» **Exercise data**
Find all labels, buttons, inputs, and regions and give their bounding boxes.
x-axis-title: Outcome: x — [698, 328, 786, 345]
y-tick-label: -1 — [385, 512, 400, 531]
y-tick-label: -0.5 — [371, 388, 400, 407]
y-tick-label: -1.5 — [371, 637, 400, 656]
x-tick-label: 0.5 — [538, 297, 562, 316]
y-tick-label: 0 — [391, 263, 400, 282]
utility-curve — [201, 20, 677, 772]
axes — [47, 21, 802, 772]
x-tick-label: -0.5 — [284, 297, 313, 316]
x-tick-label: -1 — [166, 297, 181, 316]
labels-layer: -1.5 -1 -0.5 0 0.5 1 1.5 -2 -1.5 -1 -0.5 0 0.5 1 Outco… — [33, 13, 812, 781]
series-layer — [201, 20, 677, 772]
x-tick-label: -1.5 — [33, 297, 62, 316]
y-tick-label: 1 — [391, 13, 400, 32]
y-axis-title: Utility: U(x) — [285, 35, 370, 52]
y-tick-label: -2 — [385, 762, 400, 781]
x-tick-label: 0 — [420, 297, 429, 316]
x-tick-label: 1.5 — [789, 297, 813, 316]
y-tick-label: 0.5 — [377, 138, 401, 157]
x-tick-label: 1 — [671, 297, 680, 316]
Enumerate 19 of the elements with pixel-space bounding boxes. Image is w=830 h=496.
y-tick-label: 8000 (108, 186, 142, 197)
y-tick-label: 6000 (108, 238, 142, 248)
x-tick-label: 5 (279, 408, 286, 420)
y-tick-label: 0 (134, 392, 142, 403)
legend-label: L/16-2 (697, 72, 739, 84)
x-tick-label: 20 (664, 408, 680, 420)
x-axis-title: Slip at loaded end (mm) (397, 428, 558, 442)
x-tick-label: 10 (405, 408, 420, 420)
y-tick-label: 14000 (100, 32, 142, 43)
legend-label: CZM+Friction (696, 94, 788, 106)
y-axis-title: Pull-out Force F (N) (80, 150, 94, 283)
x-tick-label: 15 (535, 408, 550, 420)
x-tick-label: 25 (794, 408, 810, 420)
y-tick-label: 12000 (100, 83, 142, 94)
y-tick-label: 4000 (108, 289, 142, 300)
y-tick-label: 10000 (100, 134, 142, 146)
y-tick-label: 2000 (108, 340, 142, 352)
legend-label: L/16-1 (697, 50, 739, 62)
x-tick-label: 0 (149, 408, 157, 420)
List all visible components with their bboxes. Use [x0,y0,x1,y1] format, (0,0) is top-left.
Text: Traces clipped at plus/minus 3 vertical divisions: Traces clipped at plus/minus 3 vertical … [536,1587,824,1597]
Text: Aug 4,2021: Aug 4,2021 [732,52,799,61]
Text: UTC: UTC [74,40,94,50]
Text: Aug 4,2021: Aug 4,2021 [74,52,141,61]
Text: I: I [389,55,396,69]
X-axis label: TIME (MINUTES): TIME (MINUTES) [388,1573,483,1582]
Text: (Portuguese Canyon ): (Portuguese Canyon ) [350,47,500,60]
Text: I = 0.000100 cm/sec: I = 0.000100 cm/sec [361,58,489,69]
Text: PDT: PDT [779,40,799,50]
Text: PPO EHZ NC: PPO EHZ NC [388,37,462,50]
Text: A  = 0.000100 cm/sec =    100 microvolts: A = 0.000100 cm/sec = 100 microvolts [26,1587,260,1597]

» **What needs to be done**
Rewrite all of the records with every occurrence of "bounding boxes" replaced by "enclosing boxes", leaving everything else unchanged.

» **Result for this task**
Find all labels, buttons, inputs, and regions and give their enclosing boxes.
x-axis-title: Outcome: x — [698, 328, 786, 345]
y-tick-label: -1 — [385, 512, 400, 531]
y-tick-label: -0.5 — [371, 388, 400, 407]
y-tick-label: -1.5 — [371, 637, 400, 656]
x-tick-label: 0.5 — [538, 297, 562, 316]
y-tick-label: 0 — [391, 263, 400, 282]
utility-curve — [201, 20, 677, 772]
axes — [47, 21, 802, 772]
x-tick-label: -0.5 — [284, 297, 313, 316]
x-tick-label: -1 — [166, 297, 181, 316]
labels-layer: -1.5 -1 -0.5 0 0.5 1 1.5 -2 -1.5 -1 -0.5 0 0.5 1 Outco… — [33, 13, 812, 781]
series-layer — [201, 20, 677, 772]
x-tick-label: -1.5 — [33, 297, 62, 316]
y-tick-label: 1 — [391, 13, 400, 32]
y-axis-title: Utility: U(x) — [285, 35, 370, 52]
y-tick-label: -2 — [385, 762, 400, 781]
x-tick-label: 0 — [420, 297, 429, 316]
x-tick-label: 1.5 — [789, 297, 813, 316]
y-tick-label: 0.5 — [377, 138, 401, 157]
x-tick-label: 1 — [671, 297, 680, 316]
Enumerate 19 of the elements with pixel-space enclosing boxes. Image is w=830 h=496.
y-tick-label: 8000 (108, 186, 142, 197)
y-tick-label: 6000 (108, 238, 142, 248)
x-tick-label: 5 (279, 408, 286, 420)
y-tick-label: 0 (134, 392, 142, 403)
legend-label: L/16-2 (697, 72, 739, 84)
x-tick-label: 20 (664, 408, 680, 420)
x-axis-title: Slip at loaded end (mm) (397, 428, 558, 442)
x-tick-label: 10 (405, 408, 420, 420)
y-tick-label: 14000 (100, 32, 142, 43)
legend-label: CZM+Friction (696, 94, 788, 106)
y-axis-title: Pull-out Force F (N) (80, 150, 94, 283)
x-tick-label: 15 (535, 408, 550, 420)
x-tick-label: 25 (794, 408, 810, 420)
y-tick-label: 12000 (100, 83, 142, 94)
y-tick-label: 4000 (108, 289, 142, 300)
y-tick-label: 10000 (100, 134, 142, 146)
y-tick-label: 2000 (108, 340, 142, 352)
legend-label: L/16-1 (697, 50, 739, 62)
x-tick-label: 0 (149, 408, 157, 420)
List all visible components with their bboxes. Use [x0,y0,x1,y1] format, (0,0) is top-left.
Text: Traces clipped at plus/minus 3 vertical divisions: Traces clipped at plus/minus 3 vertical … [536,1587,824,1597]
Text: Aug 4,2021: Aug 4,2021 [732,52,799,61]
Text: UTC: UTC [74,40,94,50]
Text: Aug 4,2021: Aug 4,2021 [74,52,141,61]
Text: I: I [389,55,396,69]
X-axis label: TIME (MINUTES): TIME (MINUTES) [388,1573,483,1582]
Text: (Portuguese Canyon ): (Portuguese Canyon ) [350,47,500,60]
Text: I = 0.000100 cm/sec: I = 0.000100 cm/sec [361,58,489,69]
Text: PDT: PDT [779,40,799,50]
Text: PPO EHZ NC: PPO EHZ NC [388,37,462,50]
Text: A  = 0.000100 cm/sec =    100 microvolts: A = 0.000100 cm/sec = 100 microvolts [26,1587,260,1597]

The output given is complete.